- The request:
The material below should be written out in full and exactly; pictures stay out of the copy.

* START Material provided *

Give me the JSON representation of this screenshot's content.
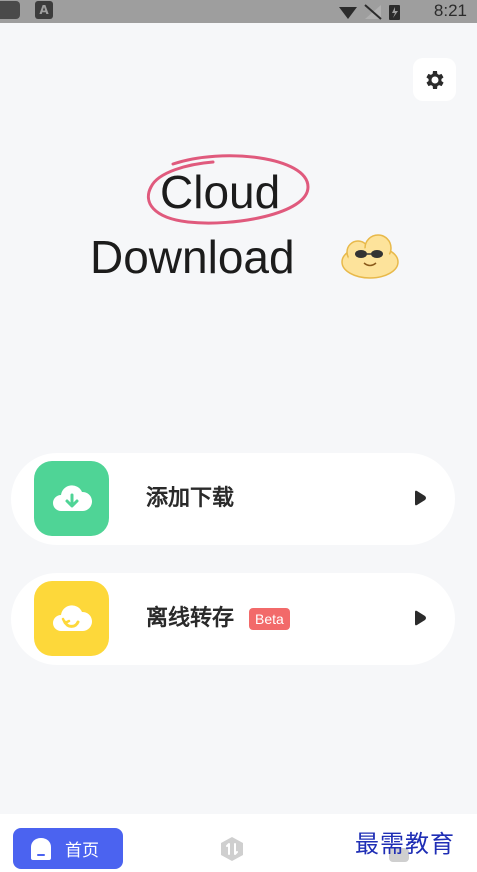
{
  "status_bar": {
    "time": "8:21",
    "indicator_letter": "A",
    "icons": [
      "wifi-icon",
      "no-signal-icon",
      "battery-charging-icon"
    ]
  },
  "header": {
    "settings_icon": "gear-icon"
  },
  "hero": {
    "title_line1": "Cloud",
    "title_line2": "Download",
    "mascot": "cloud-sunglasses-mascot"
  },
  "actions": [
    {
      "label": "添加下载",
      "icon": "cloud-download-icon",
      "color": "#4fd496",
      "badge": ""
    },
    {
      "label": "离线转存",
      "icon": "cloud-sync-icon",
      "color": "#fdd83a",
      "badge": "Beta"
    }
  ],
  "bottom_nav": {
    "home_label": "首页",
    "home_icon": "home-icon",
    "middle_icon": "transfer-icon",
    "right_icon": "profile-icon"
  },
  "watermark": "最需教育",
  "colors": {
    "accent": "#4b63f0",
    "badge": "#f26a6a",
    "circle": "#e05a7d"
  }
}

* END Material provided *

- Finished exercise:
Give me the JSON representation of this screenshot's content.
{
  "status_bar": {
    "time": "8:21",
    "indicator_letter": "A",
    "icons": [
      "wifi-icon",
      "no-signal-icon",
      "battery-charging-icon"
    ]
  },
  "header": {
    "settings_icon": "gear-icon"
  },
  "hero": {
    "title_line1": "Cloud",
    "title_line2": "Download",
    "mascot": "cloud-sunglasses-mascot"
  },
  "actions": [
    {
      "label": "添加下载",
      "icon": "cloud-download-icon",
      "color": "#4fd496",
      "badge": ""
    },
    {
      "label": "离线转存",
      "icon": "cloud-sync-icon",
      "color": "#fdd83a",
      "badge": "Beta"
    }
  ],
  "bottom_nav": {
    "home_label": "首页",
    "home_icon": "home-icon",
    "middle_icon": "transfer-icon",
    "right_icon": "profile-icon"
  },
  "watermark": "最需教育",
  "colors": {
    "accent": "#4b63f0",
    "badge": "#f26a6a",
    "circle": "#e05a7d"
  }
}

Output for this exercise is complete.